[Stored items]
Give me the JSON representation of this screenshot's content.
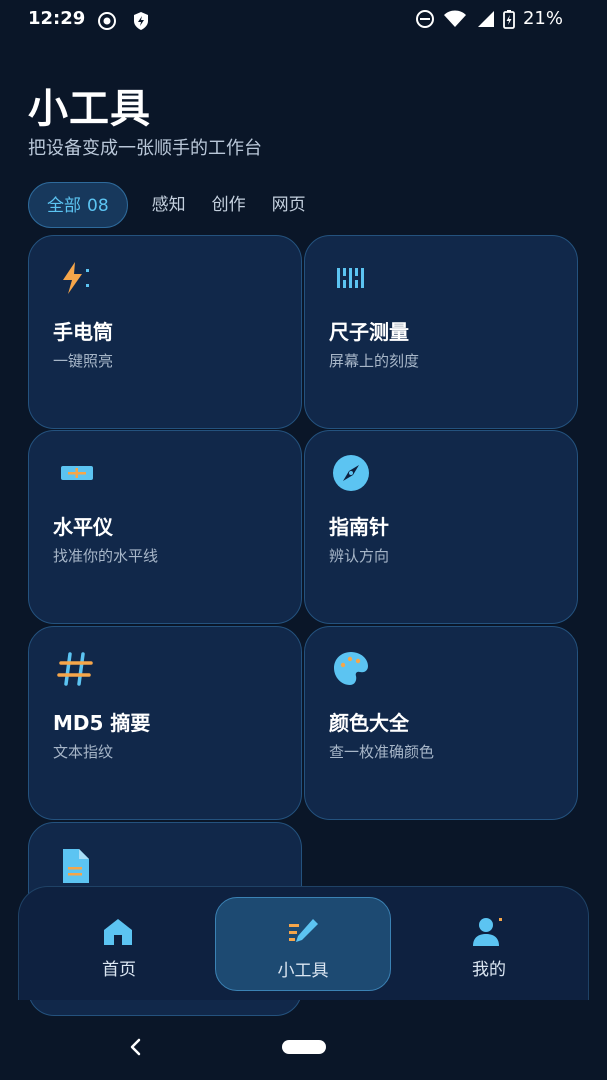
{
  "status_bar": {
    "time": "12:29",
    "battery_percent": "21%",
    "icons": [
      "record-icon",
      "shield-bolt-icon",
      "do-not-disturb-icon",
      "wifi-icon",
      "signal-icon",
      "battery-charging-icon"
    ]
  },
  "header": {
    "title": "小工具",
    "subtitle": "把设备变成一张顺手的工作台"
  },
  "filters": [
    {
      "label": "全部",
      "count": "08",
      "active": true
    },
    {
      "label": "感知",
      "active": false
    },
    {
      "label": "创作",
      "active": false
    },
    {
      "label": "网页",
      "active": false
    }
  ],
  "tools": [
    {
      "title": "手电筒",
      "desc": "一键照亮",
      "icon": "flashlight-icon"
    },
    {
      "title": "尺子测量",
      "desc": "屏幕上的刻度",
      "icon": "ruler-icon"
    },
    {
      "title": "水平仪",
      "desc": "找准你的水平线",
      "icon": "level-icon"
    },
    {
      "title": "指南针",
      "desc": "辨认方向",
      "icon": "compass-icon"
    },
    {
      "title": "MD5 摘要",
      "desc": "文本指纹",
      "icon": "hash-icon"
    },
    {
      "title": "颜色大全",
      "desc": "查一枚准确颜色",
      "icon": "palette-icon"
    },
    {
      "title": "",
      "desc": "",
      "icon": "document-icon"
    }
  ],
  "bottom_nav": [
    {
      "label": "首页",
      "icon": "home-icon",
      "active": false
    },
    {
      "label": "小工具",
      "icon": "tools-icon",
      "active": true
    },
    {
      "label": "我的",
      "icon": "profile-icon",
      "active": false
    }
  ],
  "colors": {
    "background": "#0a1628",
    "card": "#11284a",
    "accent": "#5cc4f2",
    "orange": "#f6a64a"
  }
}
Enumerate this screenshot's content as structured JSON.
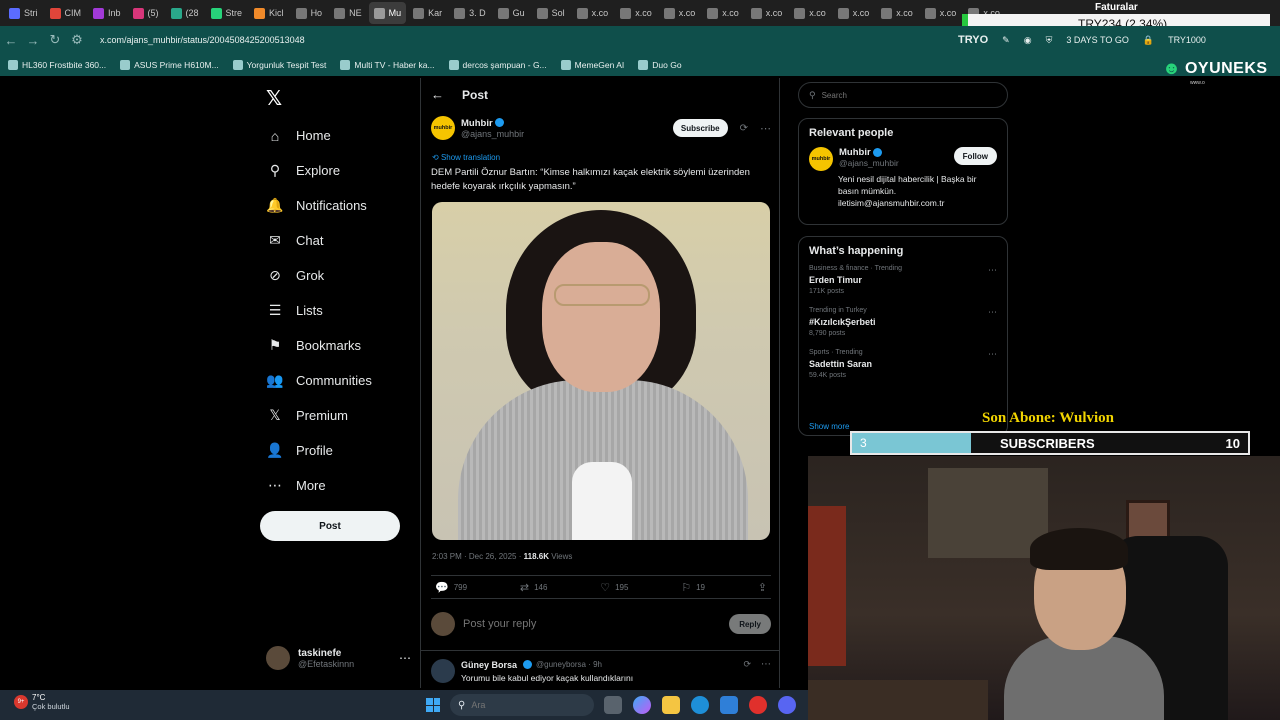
{
  "browser": {
    "tabs": [
      {
        "label": "Stri",
        "color": "#5b6cff"
      },
      {
        "label": "CIM",
        "color": "#e0453a"
      },
      {
        "label": "Inb",
        "color": "#a23ad8"
      },
      {
        "label": "(5)",
        "color": "#d8367a"
      },
      {
        "label": "(28",
        "color": "#2aa88a"
      },
      {
        "label": "Stre",
        "color": "#27d37a"
      },
      {
        "label": "Kicl",
        "color": "#f08a2a"
      },
      {
        "label": "Ho",
        "color": "#777777"
      },
      {
        "label": "NE",
        "color": "#777777"
      },
      {
        "label": "Mu",
        "color": "#9a9a9a",
        "active": true
      },
      {
        "label": "Kar",
        "color": "#777777"
      },
      {
        "label": "3. D",
        "color": "#777777"
      },
      {
        "label": "Gu",
        "color": "#777777"
      },
      {
        "label": "Sol",
        "color": "#777777"
      },
      {
        "label": "x.co",
        "color": "#777777"
      },
      {
        "label": "x.co",
        "color": "#777777"
      },
      {
        "label": "x.co",
        "color": "#777777"
      },
      {
        "label": "x.co",
        "color": "#777777"
      },
      {
        "label": "x.co",
        "color": "#777777"
      },
      {
        "label": "x.co",
        "color": "#777777"
      },
      {
        "label": "x.co",
        "color": "#777777"
      },
      {
        "label": "x.co",
        "color": "#777777"
      },
      {
        "label": "x.co",
        "color": "#777777"
      },
      {
        "label": "x.co",
        "color": "#777777"
      }
    ],
    "ticker": "TRY234 (2.34%)",
    "faturalar": "Faturalar",
    "url": "x.com/ajans_muhbir/status/2004508425200513048",
    "addr_right": {
      "tryo": "TRYO",
      "days": "3 DAYS TO GO",
      "try_right": "TRY1000"
    },
    "bookmarks": [
      "HL360 Frostbite 360...",
      "ASUS Prime H610M...",
      "Yorgunluk Tespit Test",
      "Multi TV - Haber ka...",
      "dercos şampuan - G...",
      "MemeGen AI",
      "Duo Go"
    ]
  },
  "nav": {
    "items": [
      {
        "key": "home",
        "label": "Home",
        "icon": "⌂"
      },
      {
        "key": "explore",
        "label": "Explore",
        "icon": "⚲"
      },
      {
        "key": "notifications",
        "label": "Notifications",
        "icon": "🔔"
      },
      {
        "key": "chat",
        "label": "Chat",
        "icon": "✉"
      },
      {
        "key": "grok",
        "label": "Grok",
        "icon": "⊘"
      },
      {
        "key": "lists",
        "label": "Lists",
        "icon": "☰"
      },
      {
        "key": "bookmarks",
        "label": "Bookmarks",
        "icon": "⚑"
      },
      {
        "key": "communities",
        "label": "Communities",
        "icon": "👥"
      },
      {
        "key": "premium",
        "label": "Premium",
        "icon": "𝕏"
      },
      {
        "key": "profile",
        "label": "Profile",
        "icon": "👤"
      },
      {
        "key": "more",
        "label": "More",
        "icon": "⋯"
      }
    ],
    "post_label": "Post",
    "account": {
      "name": "taskinefe",
      "handle": "@Efetaskinnn"
    }
  },
  "post": {
    "header_title": "Post",
    "author": {
      "name": "Muhbir",
      "handle": "@ajans_muhbir",
      "logo_text": "muhbir"
    },
    "subscribe_label": "Subscribe",
    "translate_label": "Show translation",
    "text": "DEM Partili Öznur Bartın: “Kimse halkımızı kaçak elektrik söylemi üzerinden hedefe koyarak ırkçılık yapmasın.”",
    "time": "2:03 PM · Dec 26, 2025 · ",
    "views_count": "118.6K",
    "views_label": " Views",
    "stats": {
      "replies": "799",
      "reposts": "146",
      "likes": "195",
      "bookmarks": "19"
    },
    "reply_placeholder": "Post your reply",
    "reply_label": "Reply"
  },
  "comment": {
    "name": "Güney Borsa",
    "handle": "@guneyborsa · 9h",
    "text": "Yorumu bile kabul ediyor kaçak kullandıklarını"
  },
  "right": {
    "search_placeholder": "Search",
    "relevant_title": "Relevant people",
    "relevant": {
      "name": "Muhbir",
      "handle": "@ajans_muhbir",
      "bio": "Yeni nesil dijital habercilik | Başka bir basın mümkün. iletisim@ajansmuhbir.com.tr",
      "follow_label": "Follow"
    },
    "happening_title": "What’s happening",
    "trends": [
      {
        "category": "Business & finance · Trending",
        "name": "Erden Timur",
        "count": "171K posts"
      },
      {
        "category": "Trending in Turkey",
        "name": "#KızılcıkŞerbeti",
        "count": "8,790 posts"
      },
      {
        "category": "Sports · Trending",
        "name": "Sadettin Saran",
        "count": "59.4K posts"
      }
    ],
    "show_more": "Show more"
  },
  "overlay": {
    "brand": "OYUNEKS",
    "brand_sub": "www.o",
    "son_abone": "Son Abone: Wulvion",
    "sub_current": "3",
    "sub_label": "SUBSCRIBERS",
    "sub_target": "10",
    "sub_progress": 0.3,
    "sub_fill_color": "#7ac6d4"
  },
  "taskbar": {
    "notif_count": "9+",
    "temp": "7°C",
    "weather": "Çok bulutlu",
    "search_placeholder": "Ara"
  }
}
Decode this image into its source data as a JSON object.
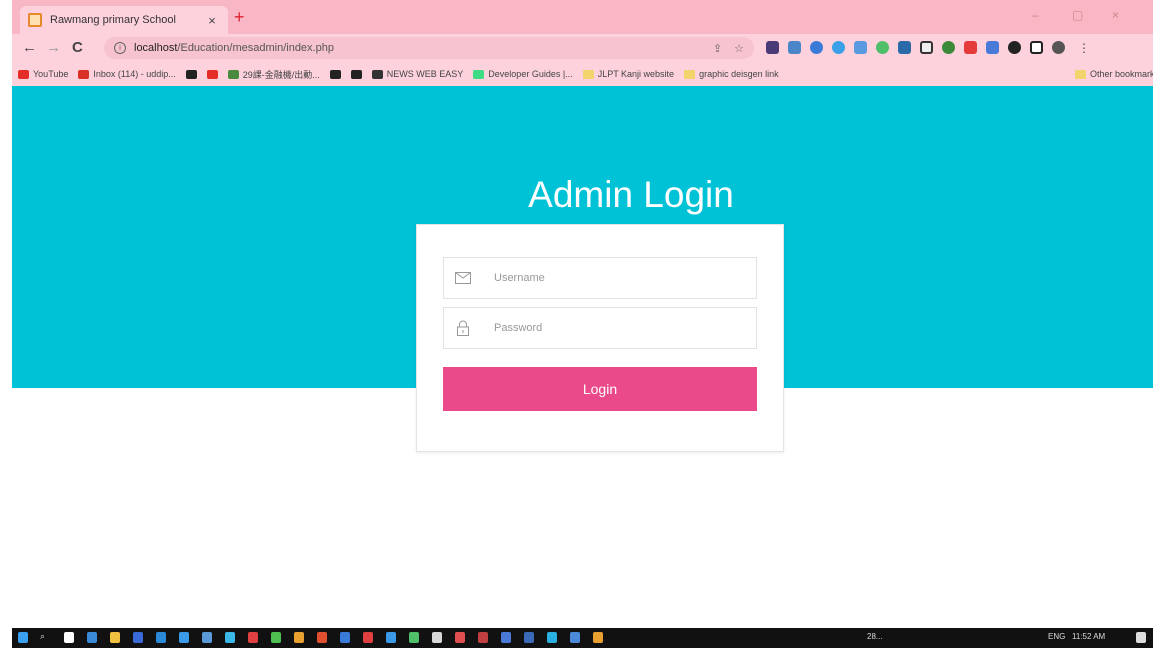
{
  "browser": {
    "tab_title": "Rawmang primary School",
    "tab_close": "×",
    "new_tab": "+",
    "url_host": "localhost",
    "url_path": "/Education/mesadmin/index.php",
    "window_controls": [
      "–",
      "▢",
      "×"
    ]
  },
  "bookmarks": [
    {
      "label": "YouTube",
      "color": "#e52d27"
    },
    {
      "label": "Inbox (114) - uddip...",
      "color": "#d93025"
    },
    {
      "label": "",
      "color": "#222222"
    },
    {
      "label": "",
      "color": "#e52d27"
    },
    {
      "label": "29課-金融機/出動...",
      "color": "#4a8a3c"
    },
    {
      "label": "",
      "color": "#222222"
    },
    {
      "label": "",
      "color": "#222222"
    },
    {
      "label": "NEWS WEB EASY",
      "color": "#333333"
    },
    {
      "label": "Developer Guides |...",
      "color": "#3ddc84"
    },
    {
      "label": "JLPT Kanji website",
      "folder": true
    },
    {
      "label": "graphic deisgen link",
      "folder": true
    },
    {
      "label": "Other bookmarks",
      "folder": true
    }
  ],
  "page": {
    "heading": "Admin Login",
    "username_placeholder": "Username",
    "password_placeholder": "Password",
    "login_label": "Login"
  },
  "colors": {
    "hero": "#00c2d6",
    "button": "#ea4a8a",
    "chrome": "#fdd2dc"
  },
  "taskbar": {
    "weather": "28...",
    "language": "ENG",
    "time": "11:52 AM"
  }
}
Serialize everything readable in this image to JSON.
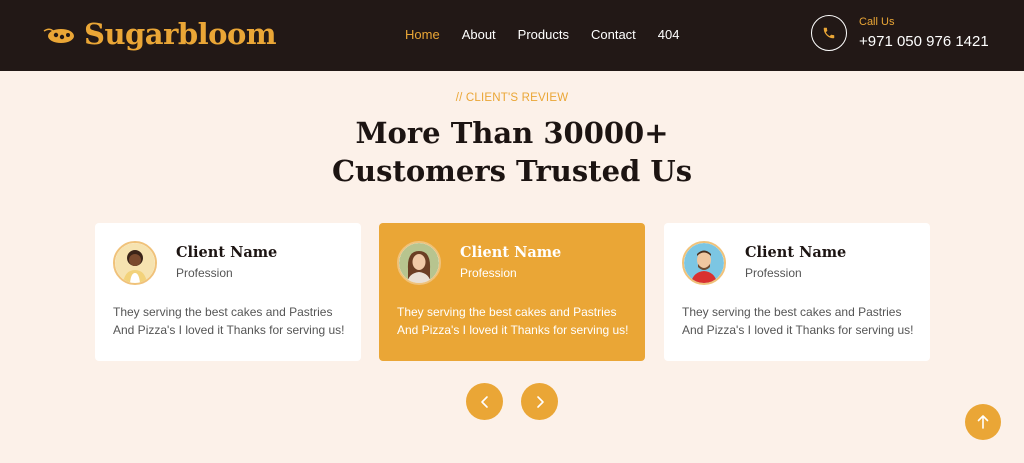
{
  "brand": {
    "name": "Sugarbloom",
    "icon": "pastry-logo-icon"
  },
  "nav": {
    "items": [
      {
        "label": "Home",
        "active": true
      },
      {
        "label": "About",
        "active": false
      },
      {
        "label": "Products",
        "active": false
      },
      {
        "label": "Contact",
        "active": false
      },
      {
        "label": "404",
        "active": false
      }
    ]
  },
  "call": {
    "label": "Call Us",
    "number": "+971 050 976 1421",
    "icon": "phone-icon"
  },
  "section": {
    "eyebrow": "// CLIENT'S REVIEW",
    "title_line1": "More Than 30000+",
    "title_line2": "Customers Trusted Us"
  },
  "reviews": [
    {
      "name": "Client Name",
      "profession": "Profession",
      "text": "They serving the best cakes and Pastries And Pizza's I loved it Thanks for serving us!",
      "featured": false
    },
    {
      "name": "Client Name",
      "profession": "Profession",
      "text": "They serving the best cakes and Pastries And Pizza's I loved it Thanks for serving us!",
      "featured": true
    },
    {
      "name": "Client Name",
      "profession": "Profession",
      "text": "They serving the best cakes and Pastries And Pizza's I loved it Thanks for serving us!",
      "featured": false
    }
  ],
  "carousel": {
    "prev_icon": "chevron-left-icon",
    "next_icon": "chevron-right-icon"
  },
  "back_to_top": {
    "icon": "arrow-up-icon"
  },
  "colors": {
    "accent": "#eaa636",
    "nav_bg": "#221816",
    "page_bg": "#fcf1e9",
    "heading": "#1c1412"
  }
}
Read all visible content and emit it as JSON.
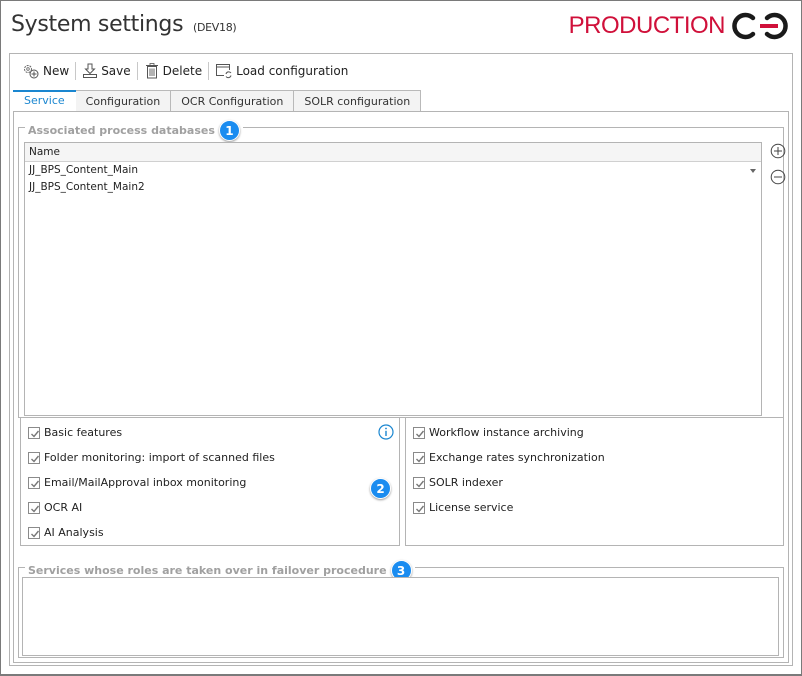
{
  "window": {
    "title": "System settings",
    "subtitle": "(DEV18)",
    "environment_label": "PRODUCTION",
    "environment_color": "#d0103a",
    "accent_color": "#1a86d0"
  },
  "toolbar": {
    "new_label": "New",
    "save_label": "Save",
    "delete_label": "Delete",
    "load_label": "Load configuration"
  },
  "tabs": [
    {
      "label": "Service",
      "active": true
    },
    {
      "label": "Configuration",
      "active": false
    },
    {
      "label": "OCR Configuration",
      "active": false
    },
    {
      "label": "SOLR configuration",
      "active": false
    }
  ],
  "databases": {
    "title": "Associated process databases",
    "badge": "1",
    "column_header": "Name",
    "rows": [
      "JJ_BPS_Content_Main",
      "JJ_BPS_Content_Main2"
    ]
  },
  "services": {
    "badge": "2",
    "left": [
      {
        "label": "Basic features",
        "checked": true
      },
      {
        "label": "Folder monitoring: import of scanned files",
        "checked": true
      },
      {
        "label": "Email/MailApproval inbox monitoring",
        "checked": true
      },
      {
        "label": "OCR AI",
        "checked": true
      },
      {
        "label": "AI Analysis",
        "checked": true
      }
    ],
    "right": [
      {
        "label": "Workflow instance archiving",
        "checked": true
      },
      {
        "label": "Exchange rates synchronization",
        "checked": true
      },
      {
        "label": "SOLR indexer",
        "checked": true
      },
      {
        "label": "License service",
        "checked": true
      }
    ]
  },
  "failover": {
    "title": "Services whose roles are taken over in failover procedure",
    "badge": "3"
  }
}
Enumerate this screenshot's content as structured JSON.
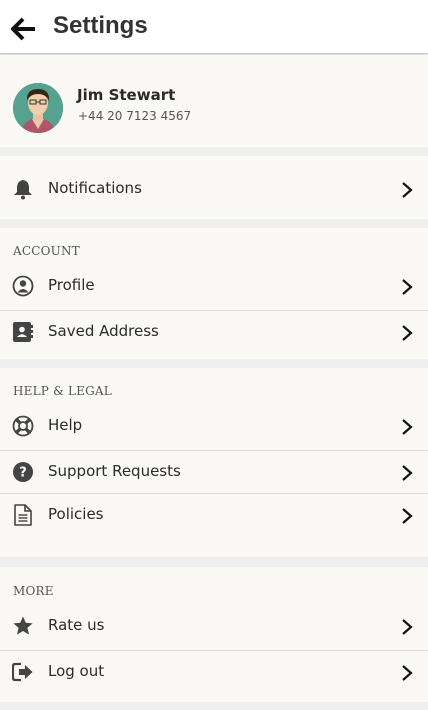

Given instruction:
Pull out every line of the records that includes the string "handle".

Response to this task:
      "handle": "@Efetaskinnn"
      "handle": "@ajans_muhbir",
    "handle": "@guneyborsa · 9h",
      "handle": "@ajans_muhbir",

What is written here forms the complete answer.